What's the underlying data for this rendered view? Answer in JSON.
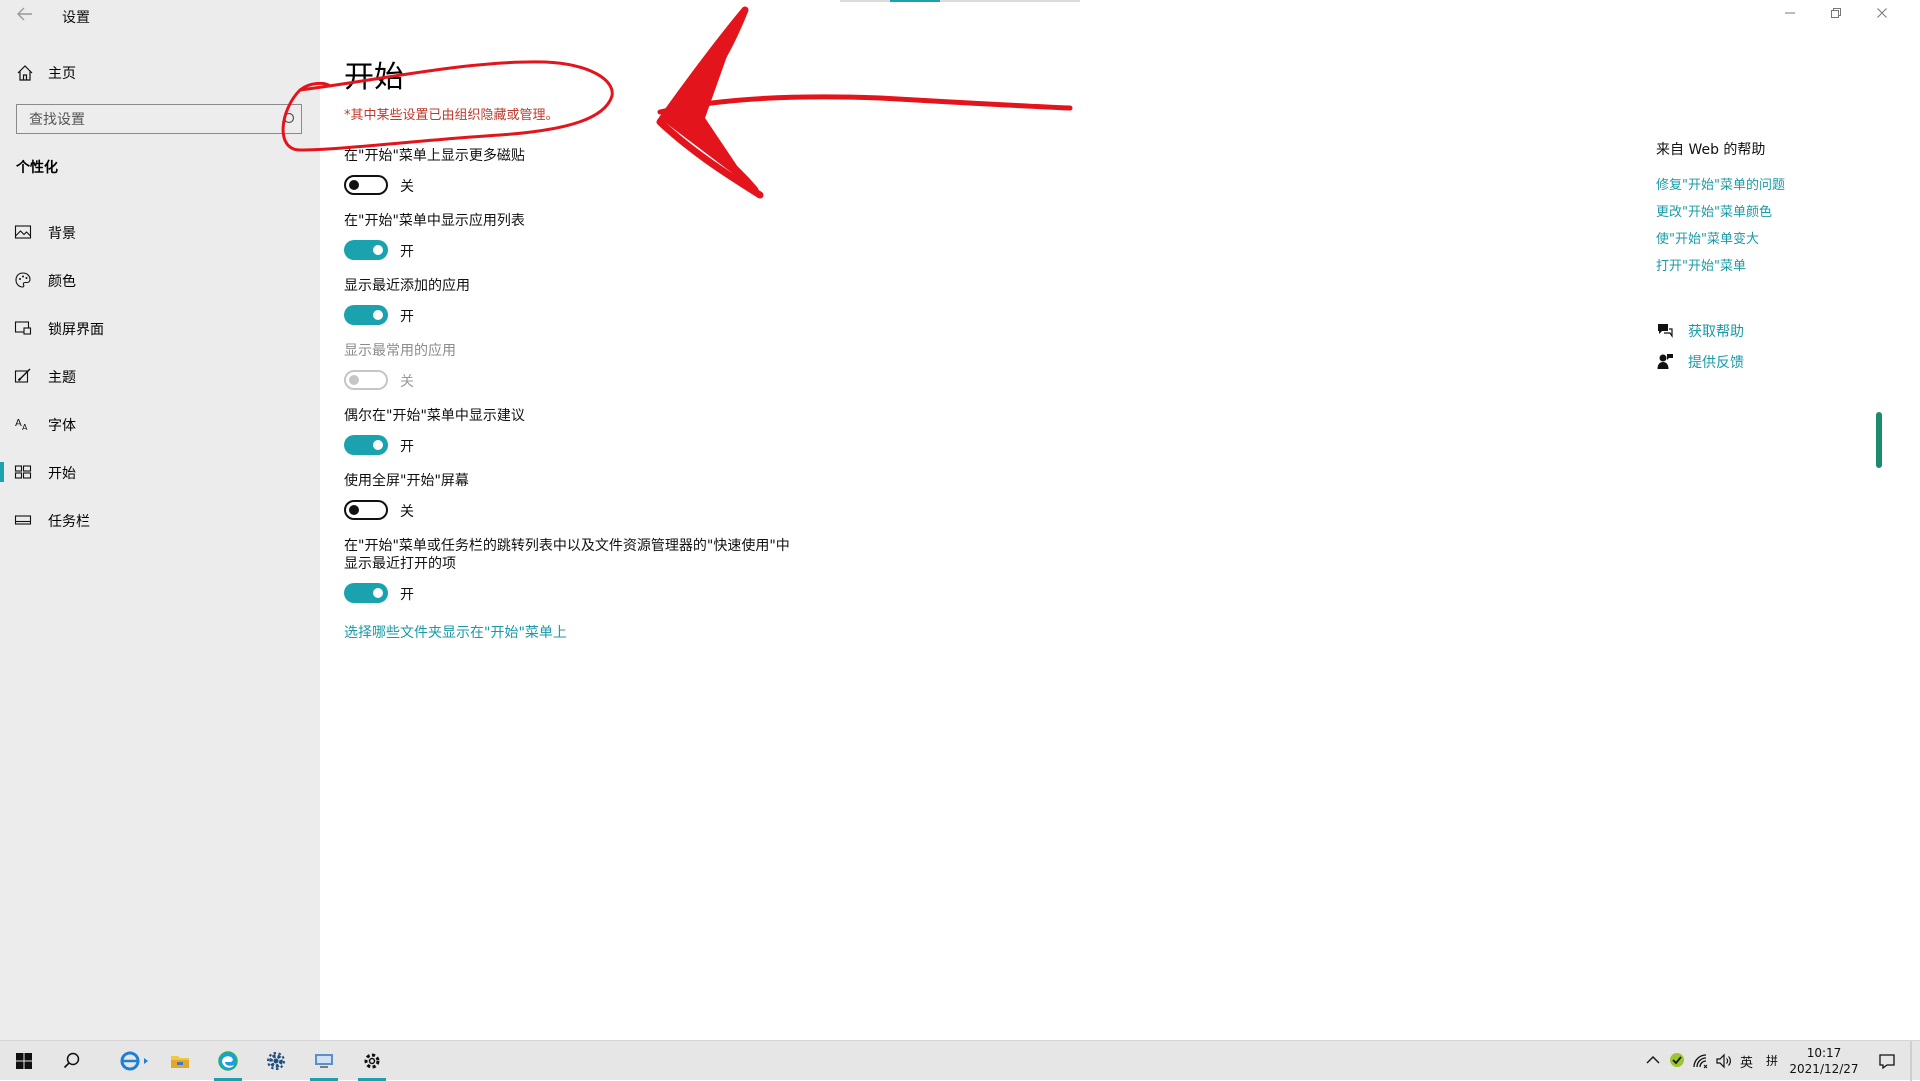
{
  "window": {
    "title": "设置"
  },
  "sidebar": {
    "home_label": "主页",
    "search_placeholder": "查找设置",
    "section_title": "个性化",
    "items": [
      {
        "label": "背景",
        "icon": "image-icon"
      },
      {
        "label": "颜色",
        "icon": "palette-icon"
      },
      {
        "label": "锁屏界面",
        "icon": "lock-screen-icon"
      },
      {
        "label": "主题",
        "icon": "theme-brush-icon"
      },
      {
        "label": "字体",
        "icon": "font-icon"
      },
      {
        "label": "开始",
        "icon": "start-tiles-icon",
        "active": true
      },
      {
        "label": "任务栏",
        "icon": "taskbar-icon"
      }
    ]
  },
  "main": {
    "title": "开始",
    "notice": "*其中某些设置已由组织隐藏或管理。",
    "settings": [
      {
        "label": "在\"开始\"菜单上显示更多磁贴",
        "state": "关",
        "on": false,
        "disabled": false
      },
      {
        "label": "在\"开始\"菜单中显示应用列表",
        "state": "开",
        "on": true,
        "disabled": false
      },
      {
        "label": "显示最近添加的应用",
        "state": "开",
        "on": true,
        "disabled": false
      },
      {
        "label": "显示最常用的应用",
        "state": "关",
        "on": false,
        "disabled": true
      },
      {
        "label": "偶尔在\"开始\"菜单中显示建议",
        "state": "开",
        "on": true,
        "disabled": false
      },
      {
        "label": "使用全屏\"开始\"屏幕",
        "state": "关",
        "on": false,
        "disabled": false
      },
      {
        "label": "在\"开始\"菜单或任务栏的跳转列表中以及文件资源管理器的\"快速使用\"中显示最近打开的项",
        "state": "开",
        "on": true,
        "disabled": false
      }
    ],
    "folders_link": "选择哪些文件夹显示在\"开始\"菜单上"
  },
  "help": {
    "title": "来自 Web 的帮助",
    "links": [
      "修复\"开始\"菜单的问题",
      "更改\"开始\"菜单颜色",
      "使\"开始\"菜单变大",
      "打开\"开始\"菜单"
    ],
    "get_help": "获取帮助",
    "feedback": "提供反馈"
  },
  "taskbar": {
    "ime": "英",
    "ime_mode": "拼",
    "time": "10:17",
    "date": "2021/12/27"
  },
  "colors": {
    "accent": "#1aa3ae",
    "notice": "#c0392b",
    "annotation": "#e3141c"
  }
}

> **Directive**
Select and copy every line of the material that holds the string "notice".

> **Result**
    "notice": "*其中某些设置已由组织隐藏或管理。",
    "notice": "#c0392b",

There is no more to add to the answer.